[begin RECORDS SHOWN]

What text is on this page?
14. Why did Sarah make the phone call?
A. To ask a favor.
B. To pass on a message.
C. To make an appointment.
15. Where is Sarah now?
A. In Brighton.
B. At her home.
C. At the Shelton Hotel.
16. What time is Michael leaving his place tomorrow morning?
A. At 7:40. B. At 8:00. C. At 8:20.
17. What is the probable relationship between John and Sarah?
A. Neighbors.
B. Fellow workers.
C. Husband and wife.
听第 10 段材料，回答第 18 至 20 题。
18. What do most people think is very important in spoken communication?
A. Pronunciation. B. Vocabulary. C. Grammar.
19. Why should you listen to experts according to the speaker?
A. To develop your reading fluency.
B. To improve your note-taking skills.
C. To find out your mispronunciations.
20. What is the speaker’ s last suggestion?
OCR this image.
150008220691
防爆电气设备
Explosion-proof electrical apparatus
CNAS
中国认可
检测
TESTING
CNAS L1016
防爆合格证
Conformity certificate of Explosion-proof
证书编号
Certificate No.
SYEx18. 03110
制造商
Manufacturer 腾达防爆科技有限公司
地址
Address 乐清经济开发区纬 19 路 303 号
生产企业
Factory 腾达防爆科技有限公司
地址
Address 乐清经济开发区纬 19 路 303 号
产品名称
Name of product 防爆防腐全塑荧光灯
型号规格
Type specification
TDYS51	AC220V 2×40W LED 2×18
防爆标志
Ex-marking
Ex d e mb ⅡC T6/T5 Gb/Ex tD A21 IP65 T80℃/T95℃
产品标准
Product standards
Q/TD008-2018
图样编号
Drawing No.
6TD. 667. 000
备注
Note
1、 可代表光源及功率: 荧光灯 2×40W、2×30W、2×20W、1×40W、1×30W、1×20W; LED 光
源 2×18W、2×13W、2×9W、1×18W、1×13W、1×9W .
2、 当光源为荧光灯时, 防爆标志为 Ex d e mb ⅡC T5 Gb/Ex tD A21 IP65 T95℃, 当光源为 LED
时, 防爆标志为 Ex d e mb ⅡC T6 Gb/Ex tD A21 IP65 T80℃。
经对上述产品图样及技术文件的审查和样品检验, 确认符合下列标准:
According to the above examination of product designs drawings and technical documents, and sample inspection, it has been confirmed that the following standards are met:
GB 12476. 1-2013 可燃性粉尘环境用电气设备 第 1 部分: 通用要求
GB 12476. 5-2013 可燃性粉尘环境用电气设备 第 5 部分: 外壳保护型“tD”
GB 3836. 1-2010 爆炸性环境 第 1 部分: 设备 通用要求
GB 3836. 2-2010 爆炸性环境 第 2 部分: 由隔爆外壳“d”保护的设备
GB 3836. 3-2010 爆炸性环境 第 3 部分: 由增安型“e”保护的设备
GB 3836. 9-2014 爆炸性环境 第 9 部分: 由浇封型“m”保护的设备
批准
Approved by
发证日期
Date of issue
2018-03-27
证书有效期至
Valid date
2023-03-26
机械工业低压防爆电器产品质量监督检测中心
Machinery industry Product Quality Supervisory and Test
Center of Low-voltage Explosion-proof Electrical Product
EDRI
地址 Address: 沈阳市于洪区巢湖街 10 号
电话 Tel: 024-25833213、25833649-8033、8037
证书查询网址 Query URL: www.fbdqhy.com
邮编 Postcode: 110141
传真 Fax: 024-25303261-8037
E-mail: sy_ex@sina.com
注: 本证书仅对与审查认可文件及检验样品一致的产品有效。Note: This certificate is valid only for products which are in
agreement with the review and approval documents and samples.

[end RECORDS SHOWN]

Restate each of the entries above verbatim.

> **COMPLETE RESPONSE**:
What text is on this page?
14. Why did Sarah make the phone call?
A. To ask a favor.
B. To pass on a message.
C. To make an appointment.
15. Where is Sarah now?
A. In Brighton.
B. At her home.
C. At the Shelton Hotel.
16. What time is Michael leaving his place tomorrow morning?
A. At 7:40. B. At 8:00. C. At 8:20.
17. What is the probable relationship between John and Sarah?
A. Neighbors.
B. Fellow workers.
C. Husband and wife.
听第 10 段材料，回答第 18 至 20 题。
18. What do most people think is very important in spoken communication?
A. Pronunciation. B. Vocabulary. C. Grammar.
19. Why should you listen to experts according to the speaker?
A. To develop your reading fluency.
B. To improve your note-taking skills.
C. To find out your mispronunciations.
20. What is the speaker’ s last suggestion?
OCR this image.
150008220691
防爆电气设备
Explosion-proof electrical apparatus
CNAS
中国认可
检测
TESTING
CNAS L1016
防爆合格证
Conformity certificate of Explosion-proof
证书编号
Certificate No.
SYEx18. 03110
制造商
Manufacturer 腾达防爆科技有限公司
地址
Address 乐清经济开发区纬 19 路 303 号
生产企业
Factory 腾达防爆科技有限公司
地址
Address 乐清经济开发区纬 19 路 303 号
产品名称
Name of product 防爆防腐全塑荧光灯
型号规格
Type specification
TDYS51	AC220V 2×40W LED 2×18
防爆标志
Ex-marking
Ex d e mb ⅡC T6/T5 Gb/Ex tD A21 IP65 T80℃/T95℃
产品标准
Product standards
Q/TD008-2018
图样编号
Drawing No.
6TD. 667. 000
备注
Note
1、 可代表光源及功率: 荧光灯 2×40W、2×30W、2×20W、1×40W、1×30W、1×20W; LED 光
源 2×18W、2×13W、2×9W、1×18W、1×13W、1×9W .
2、 当光源为荧光灯时, 防爆标志为 Ex d e mb ⅡC T5 Gb/Ex tD A21 IP65 T95℃, 当光源为 LED
时, 防爆标志为 Ex d e mb ⅡC T6 Gb/Ex tD A21 IP65 T80℃。
经对上述产品图样及技术文件的审查和样品检验, 确认符合下列标准:
According to the above examination of product designs drawings and technical documents, and sample inspection, it has been confirmed that the following standards are met:
GB 12476. 1-2013 可燃性粉尘环境用电气设备 第 1 部分: 通用要求
GB 12476. 5-2013 可燃性粉尘环境用电气设备 第 5 部分: 外壳保护型“tD”
GB 3836. 1-2010 爆炸性环境 第 1 部分: 设备 通用要求
GB 3836. 2-2010 爆炸性环境 第 2 部分: 由隔爆外壳“d”保护的设备
GB 3836. 3-2010 爆炸性环境 第 3 部分: 由增安型“e”保护的设备
GB 3836. 9-2014 爆炸性环境 第 9 部分: 由浇封型“m”保护的设备
批准
Approved by
发证日期
Date of issue
2018-03-27
证书有效期至
Valid date
2023-03-26
机械工业低压防爆电器产品质量监督检测中心
Machinery industry Product Quality Supervisory and Test
Center of Low-voltage Explosion-proof Electrical Product
EDRI
地址 Address: 沈阳市于洪区巢湖街 10 号
电话 Tel: 024-25833213、25833649-8033、8037
证书查询网址 Query URL: www.fbdqhy.com
邮编 Postcode: 110141
传真 Fax: 024-25303261-8037
E-mail: sy_ex@sina.com
注: 本证书仅对与审查认可文件及检验样品一致的产品有效。Note: This certificate is valid only for products which are in
agreement with the review and approval documents and samples.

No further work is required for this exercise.